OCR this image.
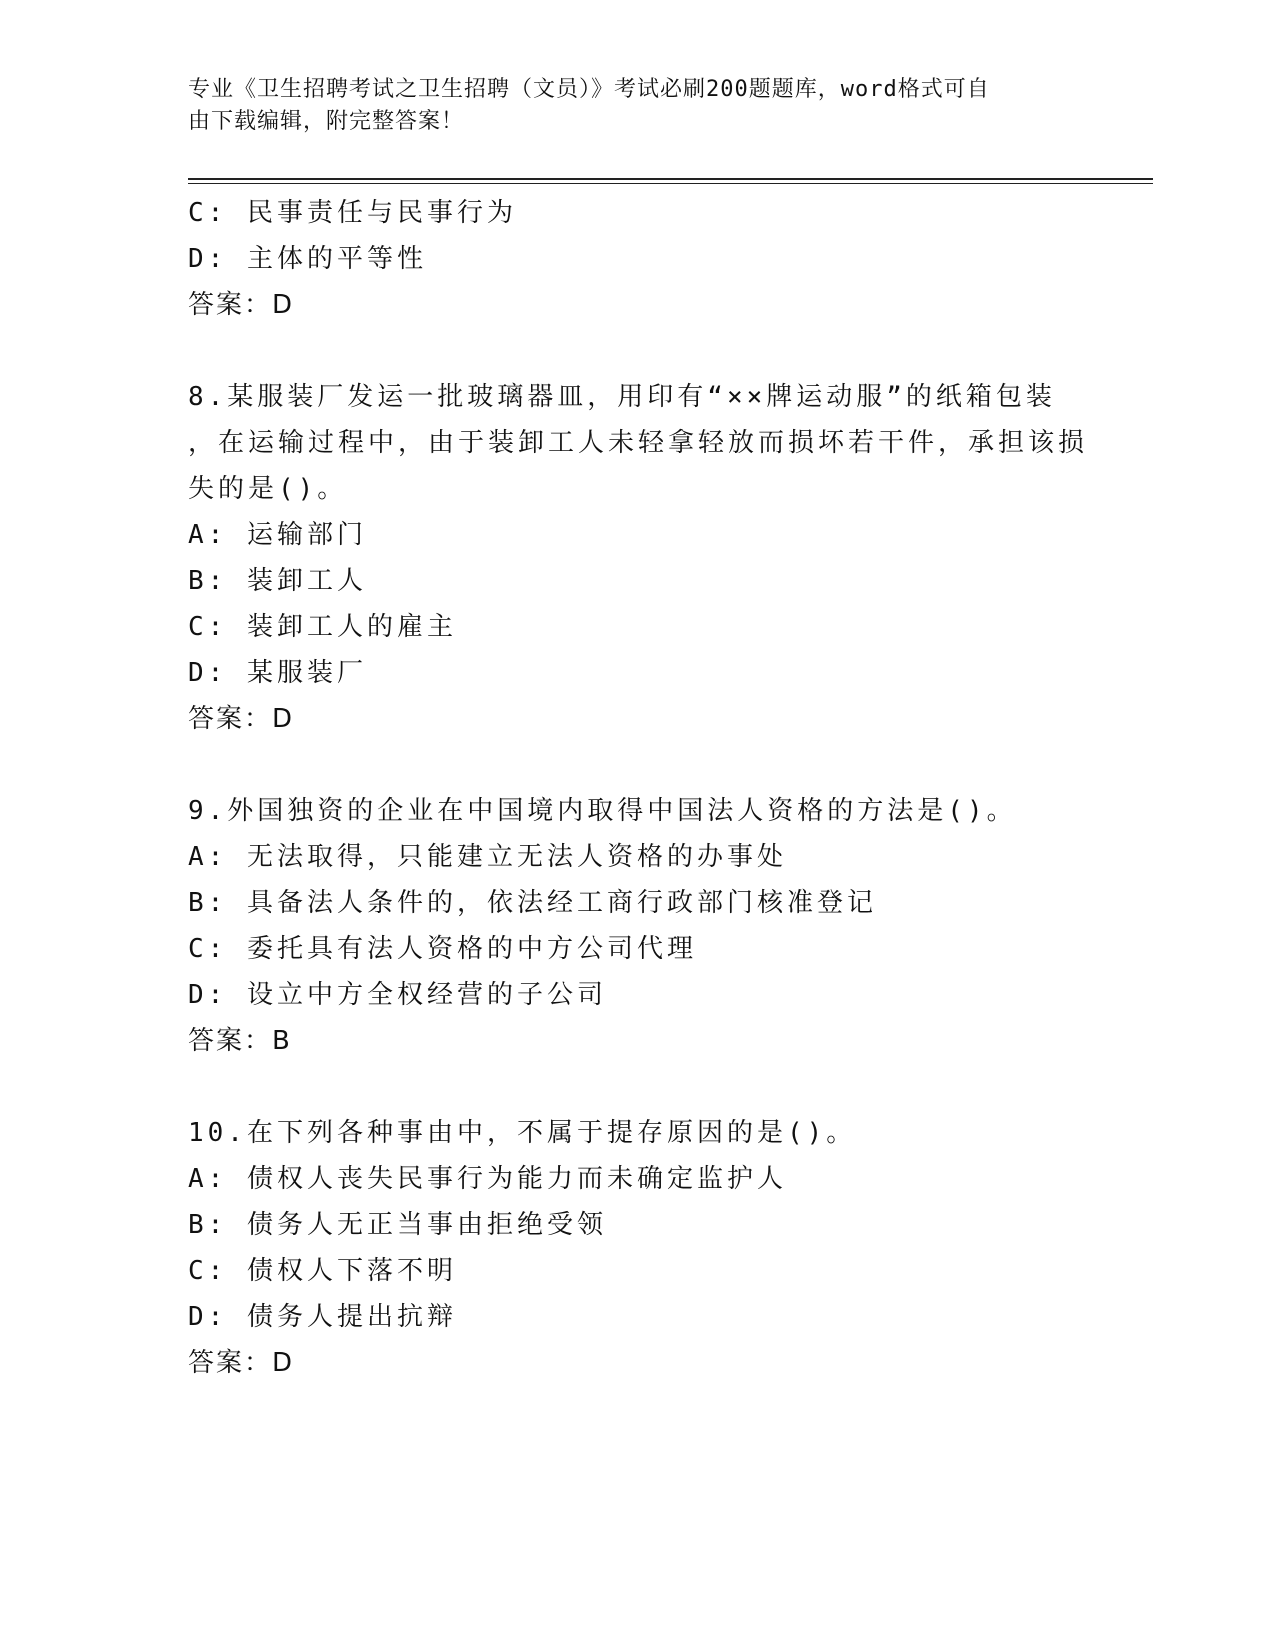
专业《卫生招聘考试之卫生招聘（文员）》考试必刷200题题库，word格式可自
由下载编辑，附完整答案！
C: 民事责任与民事行为
D: 主体的平等性
答案：D
8.某服装厂发运一批玻璃器皿，用印有“××牌运动服”的纸箱包装
，在运输过程中，由于装卸工人未轻拿轻放而损坏若干件，承担该损
失的是()。
A: 运输部门
B: 装卸工人
C: 装卸工人的雇主
D: 某服装厂
答案：D
9.外国独资的企业在中国境内取得中国法人资格的方法是()。
A: 无法取得，只能建立无法人资格的办事处
B: 具备法人条件的，依法经工商行政部门核准登记
C: 委托具有法人资格的中方公司代理
D: 设立中方全权经营的子公司
答案：B
10.在下列各种事由中，不属于提存原因的是()。
A: 债权人丧失民事行为能力而未确定监护人
B: 债务人无正当事由拒绝受领
C: 债权人下落不明
D: 债务人提出抗辩
答案：D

:::

Task to complete »
Write the entries above out in full, exactly, with no images.

The reply »
OCR this image.
专业《卫生招聘考试之卫生招聘（文员）》考试必刷200题题库，word格式可自
由下载编辑，附完整答案！
C: 民事责任与民事行为
D: 主体的平等性
答案：D
8.某服装厂发运一批玻璃器皿，用印有“××牌运动服”的纸箱包装
，在运输过程中，由于装卸工人未轻拿轻放而损坏若干件，承担该损
失的是()。
A: 运输部门
B: 装卸工人
C: 装卸工人的雇主
D: 某服装厂
答案：D
9.外国独资的企业在中国境内取得中国法人资格的方法是()。
A: 无法取得，只能建立无法人资格的办事处
B: 具备法人条件的，依法经工商行政部门核准登记
C: 委托具有法人资格的中方公司代理
D: 设立中方全权经营的子公司
答案：B
10.在下列各种事由中，不属于提存原因的是()。
A: 债权人丧失民事行为能力而未确定监护人
B: 债务人无正当事由拒绝受领
C: 债权人下落不明
D: 债务人提出抗辩
答案：D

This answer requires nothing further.